**PROBLEM**
Establish how many lines in the material include the string "availability" and report it as a lone number.

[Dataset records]
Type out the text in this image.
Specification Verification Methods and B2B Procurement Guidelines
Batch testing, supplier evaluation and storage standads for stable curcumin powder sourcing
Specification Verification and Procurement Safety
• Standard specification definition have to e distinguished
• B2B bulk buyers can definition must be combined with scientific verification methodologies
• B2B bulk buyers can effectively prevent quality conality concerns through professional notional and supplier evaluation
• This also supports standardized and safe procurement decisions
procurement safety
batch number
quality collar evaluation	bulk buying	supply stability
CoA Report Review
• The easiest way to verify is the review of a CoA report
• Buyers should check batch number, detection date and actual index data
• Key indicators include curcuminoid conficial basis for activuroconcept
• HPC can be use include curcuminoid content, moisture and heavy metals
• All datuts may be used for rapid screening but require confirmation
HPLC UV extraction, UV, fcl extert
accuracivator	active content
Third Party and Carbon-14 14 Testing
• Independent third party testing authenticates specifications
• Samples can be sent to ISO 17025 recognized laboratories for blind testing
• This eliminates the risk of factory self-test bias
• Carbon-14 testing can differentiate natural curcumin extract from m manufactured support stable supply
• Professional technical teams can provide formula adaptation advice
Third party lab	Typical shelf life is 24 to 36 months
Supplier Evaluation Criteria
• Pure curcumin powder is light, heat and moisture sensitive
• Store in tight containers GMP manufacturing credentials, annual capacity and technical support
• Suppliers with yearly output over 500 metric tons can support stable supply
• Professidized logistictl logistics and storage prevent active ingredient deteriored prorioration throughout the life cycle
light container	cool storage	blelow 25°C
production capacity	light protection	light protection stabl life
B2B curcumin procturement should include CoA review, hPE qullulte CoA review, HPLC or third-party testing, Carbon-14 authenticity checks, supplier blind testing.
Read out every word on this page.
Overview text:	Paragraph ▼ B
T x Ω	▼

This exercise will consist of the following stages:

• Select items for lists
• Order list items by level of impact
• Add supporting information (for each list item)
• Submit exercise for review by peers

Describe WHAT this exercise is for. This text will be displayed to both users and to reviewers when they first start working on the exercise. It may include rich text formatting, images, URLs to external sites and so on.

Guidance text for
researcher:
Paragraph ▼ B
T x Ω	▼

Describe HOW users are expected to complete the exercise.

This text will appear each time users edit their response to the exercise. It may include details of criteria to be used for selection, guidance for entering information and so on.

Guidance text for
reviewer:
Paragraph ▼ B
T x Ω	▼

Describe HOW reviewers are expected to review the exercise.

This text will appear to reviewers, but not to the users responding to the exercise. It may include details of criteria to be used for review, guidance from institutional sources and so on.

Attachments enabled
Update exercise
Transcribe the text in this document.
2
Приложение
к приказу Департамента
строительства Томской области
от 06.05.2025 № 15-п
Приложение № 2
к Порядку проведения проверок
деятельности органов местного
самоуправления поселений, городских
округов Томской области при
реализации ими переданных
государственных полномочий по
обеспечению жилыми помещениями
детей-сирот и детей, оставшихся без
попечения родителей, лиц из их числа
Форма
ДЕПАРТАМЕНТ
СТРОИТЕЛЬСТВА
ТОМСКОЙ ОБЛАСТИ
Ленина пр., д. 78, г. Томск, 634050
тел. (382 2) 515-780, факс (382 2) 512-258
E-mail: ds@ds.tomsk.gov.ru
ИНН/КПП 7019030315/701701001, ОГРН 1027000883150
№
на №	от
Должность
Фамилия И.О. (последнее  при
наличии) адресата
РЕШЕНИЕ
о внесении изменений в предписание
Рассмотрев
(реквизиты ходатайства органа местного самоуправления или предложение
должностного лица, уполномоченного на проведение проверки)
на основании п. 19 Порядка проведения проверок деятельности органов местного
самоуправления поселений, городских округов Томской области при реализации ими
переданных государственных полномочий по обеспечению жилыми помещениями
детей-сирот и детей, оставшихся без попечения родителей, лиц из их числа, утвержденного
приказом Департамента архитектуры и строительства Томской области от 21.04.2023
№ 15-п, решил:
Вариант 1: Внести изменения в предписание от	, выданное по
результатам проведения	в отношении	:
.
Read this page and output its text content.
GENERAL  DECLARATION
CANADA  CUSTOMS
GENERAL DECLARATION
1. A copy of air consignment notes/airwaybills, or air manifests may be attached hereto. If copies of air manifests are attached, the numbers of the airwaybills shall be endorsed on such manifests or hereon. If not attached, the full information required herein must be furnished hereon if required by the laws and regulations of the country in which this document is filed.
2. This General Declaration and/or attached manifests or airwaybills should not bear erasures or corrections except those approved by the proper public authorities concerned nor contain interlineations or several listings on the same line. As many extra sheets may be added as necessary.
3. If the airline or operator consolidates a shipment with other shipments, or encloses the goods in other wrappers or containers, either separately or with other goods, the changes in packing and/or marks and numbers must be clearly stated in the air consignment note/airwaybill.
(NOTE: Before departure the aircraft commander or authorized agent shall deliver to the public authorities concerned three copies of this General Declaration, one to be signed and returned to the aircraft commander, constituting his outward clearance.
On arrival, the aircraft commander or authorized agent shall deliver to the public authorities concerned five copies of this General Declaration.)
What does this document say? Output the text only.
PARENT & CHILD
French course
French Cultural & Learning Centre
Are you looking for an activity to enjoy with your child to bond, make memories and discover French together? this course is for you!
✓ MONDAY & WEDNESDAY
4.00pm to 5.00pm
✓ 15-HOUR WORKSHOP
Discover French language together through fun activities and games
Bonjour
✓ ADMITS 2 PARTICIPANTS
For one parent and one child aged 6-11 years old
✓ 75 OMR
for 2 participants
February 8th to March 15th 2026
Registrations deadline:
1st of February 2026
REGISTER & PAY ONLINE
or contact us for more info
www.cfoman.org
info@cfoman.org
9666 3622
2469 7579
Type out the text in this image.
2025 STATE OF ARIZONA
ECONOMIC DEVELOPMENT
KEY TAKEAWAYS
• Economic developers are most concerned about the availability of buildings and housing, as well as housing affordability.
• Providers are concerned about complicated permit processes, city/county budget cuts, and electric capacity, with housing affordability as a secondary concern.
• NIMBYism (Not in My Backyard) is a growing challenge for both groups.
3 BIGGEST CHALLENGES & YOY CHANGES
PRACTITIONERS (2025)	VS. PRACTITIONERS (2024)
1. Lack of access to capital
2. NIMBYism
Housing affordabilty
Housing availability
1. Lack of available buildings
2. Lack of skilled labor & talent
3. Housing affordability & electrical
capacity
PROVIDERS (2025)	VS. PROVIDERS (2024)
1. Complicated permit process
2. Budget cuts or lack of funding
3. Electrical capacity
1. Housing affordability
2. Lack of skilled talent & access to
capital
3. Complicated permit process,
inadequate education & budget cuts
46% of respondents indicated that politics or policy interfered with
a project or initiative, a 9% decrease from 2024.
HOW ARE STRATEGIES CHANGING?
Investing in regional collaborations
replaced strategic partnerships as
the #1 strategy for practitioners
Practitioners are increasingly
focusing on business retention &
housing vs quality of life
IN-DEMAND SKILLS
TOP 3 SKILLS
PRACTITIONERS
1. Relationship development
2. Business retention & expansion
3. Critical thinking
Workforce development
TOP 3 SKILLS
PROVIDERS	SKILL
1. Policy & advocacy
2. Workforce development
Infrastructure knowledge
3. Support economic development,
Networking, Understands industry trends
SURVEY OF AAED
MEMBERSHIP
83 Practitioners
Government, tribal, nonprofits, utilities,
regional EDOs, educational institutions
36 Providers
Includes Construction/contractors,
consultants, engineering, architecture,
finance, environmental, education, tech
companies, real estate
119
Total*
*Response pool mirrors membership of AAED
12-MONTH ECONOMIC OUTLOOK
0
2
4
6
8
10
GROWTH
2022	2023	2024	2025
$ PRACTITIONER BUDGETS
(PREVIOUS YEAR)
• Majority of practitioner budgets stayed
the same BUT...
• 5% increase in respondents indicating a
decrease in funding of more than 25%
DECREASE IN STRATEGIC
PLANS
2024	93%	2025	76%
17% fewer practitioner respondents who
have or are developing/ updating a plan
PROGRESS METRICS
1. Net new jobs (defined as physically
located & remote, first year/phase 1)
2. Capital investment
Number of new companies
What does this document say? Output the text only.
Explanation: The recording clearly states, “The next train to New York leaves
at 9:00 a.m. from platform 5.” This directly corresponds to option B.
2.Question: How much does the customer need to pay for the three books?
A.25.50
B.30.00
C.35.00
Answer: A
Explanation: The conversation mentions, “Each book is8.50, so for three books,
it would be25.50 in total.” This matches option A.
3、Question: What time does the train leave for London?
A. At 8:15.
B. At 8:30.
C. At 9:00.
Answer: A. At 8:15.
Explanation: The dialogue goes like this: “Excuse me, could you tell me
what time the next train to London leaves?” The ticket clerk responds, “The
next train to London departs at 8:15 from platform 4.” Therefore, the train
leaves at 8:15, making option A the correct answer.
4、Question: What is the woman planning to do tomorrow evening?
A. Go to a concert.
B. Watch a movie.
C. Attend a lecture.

**EXERCISE ANSWER**
2